**Available data:**

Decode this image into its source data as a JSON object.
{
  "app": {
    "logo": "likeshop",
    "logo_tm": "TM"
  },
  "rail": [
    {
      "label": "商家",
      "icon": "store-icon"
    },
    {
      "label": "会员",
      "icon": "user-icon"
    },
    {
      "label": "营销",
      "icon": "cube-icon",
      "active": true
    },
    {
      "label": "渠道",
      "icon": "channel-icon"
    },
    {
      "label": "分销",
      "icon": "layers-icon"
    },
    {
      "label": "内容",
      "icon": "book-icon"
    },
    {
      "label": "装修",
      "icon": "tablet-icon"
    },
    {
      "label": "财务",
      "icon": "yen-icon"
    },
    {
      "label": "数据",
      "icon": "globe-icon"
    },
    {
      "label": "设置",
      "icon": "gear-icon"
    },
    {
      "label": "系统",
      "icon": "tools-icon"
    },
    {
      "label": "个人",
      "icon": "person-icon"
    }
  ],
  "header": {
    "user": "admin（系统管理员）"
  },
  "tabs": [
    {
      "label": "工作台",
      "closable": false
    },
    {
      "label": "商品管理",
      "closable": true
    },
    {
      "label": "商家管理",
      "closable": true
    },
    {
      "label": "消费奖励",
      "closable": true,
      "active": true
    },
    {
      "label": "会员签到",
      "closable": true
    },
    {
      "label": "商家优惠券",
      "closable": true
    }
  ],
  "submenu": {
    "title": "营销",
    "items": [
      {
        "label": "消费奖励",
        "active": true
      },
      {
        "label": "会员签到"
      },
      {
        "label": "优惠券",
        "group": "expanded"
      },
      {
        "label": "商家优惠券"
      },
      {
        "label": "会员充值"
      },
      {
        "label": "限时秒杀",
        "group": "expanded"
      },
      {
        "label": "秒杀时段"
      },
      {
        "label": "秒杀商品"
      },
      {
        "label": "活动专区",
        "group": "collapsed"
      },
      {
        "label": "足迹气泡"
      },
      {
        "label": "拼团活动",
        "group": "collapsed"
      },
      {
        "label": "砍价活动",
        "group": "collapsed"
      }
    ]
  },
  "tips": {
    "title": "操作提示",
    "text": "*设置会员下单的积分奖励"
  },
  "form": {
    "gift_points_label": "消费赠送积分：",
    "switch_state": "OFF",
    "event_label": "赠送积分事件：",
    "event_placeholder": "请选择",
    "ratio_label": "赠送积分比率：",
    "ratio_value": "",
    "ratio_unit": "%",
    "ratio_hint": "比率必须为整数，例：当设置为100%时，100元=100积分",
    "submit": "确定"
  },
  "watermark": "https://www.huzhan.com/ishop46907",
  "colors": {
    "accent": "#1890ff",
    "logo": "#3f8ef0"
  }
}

**Work instructions:** Transcribe the whole listing exactly.

**The answer:**
Decode this image into its source data as a JSON object.
{
  "app": {
    "logo": "likeshop",
    "logo_tm": "TM"
  },
  "rail": [
    {
      "label": "商家",
      "icon": "store-icon"
    },
    {
      "label": "会员",
      "icon": "user-icon"
    },
    {
      "label": "营销",
      "icon": "cube-icon",
      "active": true
    },
    {
      "label": "渠道",
      "icon": "channel-icon"
    },
    {
      "label": "分销",
      "icon": "layers-icon"
    },
    {
      "label": "内容",
      "icon": "book-icon"
    },
    {
      "label": "装修",
      "icon": "tablet-icon"
    },
    {
      "label": "财务",
      "icon": "yen-icon"
    },
    {
      "label": "数据",
      "icon": "globe-icon"
    },
    {
      "label": "设置",
      "icon": "gear-icon"
    },
    {
      "label": "系统",
      "icon": "tools-icon"
    },
    {
      "label": "个人",
      "icon": "person-icon"
    }
  ],
  "header": {
    "user": "admin（系统管理员）"
  },
  "tabs": [
    {
      "label": "工作台",
      "closable": false
    },
    {
      "label": "商品管理",
      "closable": true
    },
    {
      "label": "商家管理",
      "closable": true
    },
    {
      "label": "消费奖励",
      "closable": true,
      "active": true
    },
    {
      "label": "会员签到",
      "closable": true
    },
    {
      "label": "商家优惠券",
      "closable": true
    }
  ],
  "submenu": {
    "title": "营销",
    "items": [
      {
        "label": "消费奖励",
        "active": true
      },
      {
        "label": "会员签到"
      },
      {
        "label": "优惠券",
        "group": "expanded"
      },
      {
        "label": "商家优惠券"
      },
      {
        "label": "会员充值"
      },
      {
        "label": "限时秒杀",
        "group": "expanded"
      },
      {
        "label": "秒杀时段"
      },
      {
        "label": "秒杀商品"
      },
      {
        "label": "活动专区",
        "group": "collapsed"
      },
      {
        "label": "足迹气泡"
      },
      {
        "label": "拼团活动",
        "group": "collapsed"
      },
      {
        "label": "砍价活动",
        "group": "collapsed"
      }
    ]
  },
  "tips": {
    "title": "操作提示",
    "text": "*设置会员下单的积分奖励"
  },
  "form": {
    "gift_points_label": "消费赠送积分：",
    "switch_state": "OFF",
    "event_label": "赠送积分事件：",
    "event_placeholder": "请选择",
    "ratio_label": "赠送积分比率：",
    "ratio_value": "",
    "ratio_unit": "%",
    "ratio_hint": "比率必须为整数，例：当设置为100%时，100元=100积分",
    "submit": "确定"
  },
  "watermark": "https://www.huzhan.com/ishop46907",
  "colors": {
    "accent": "#1890ff",
    "logo": "#3f8ef0"
  }
}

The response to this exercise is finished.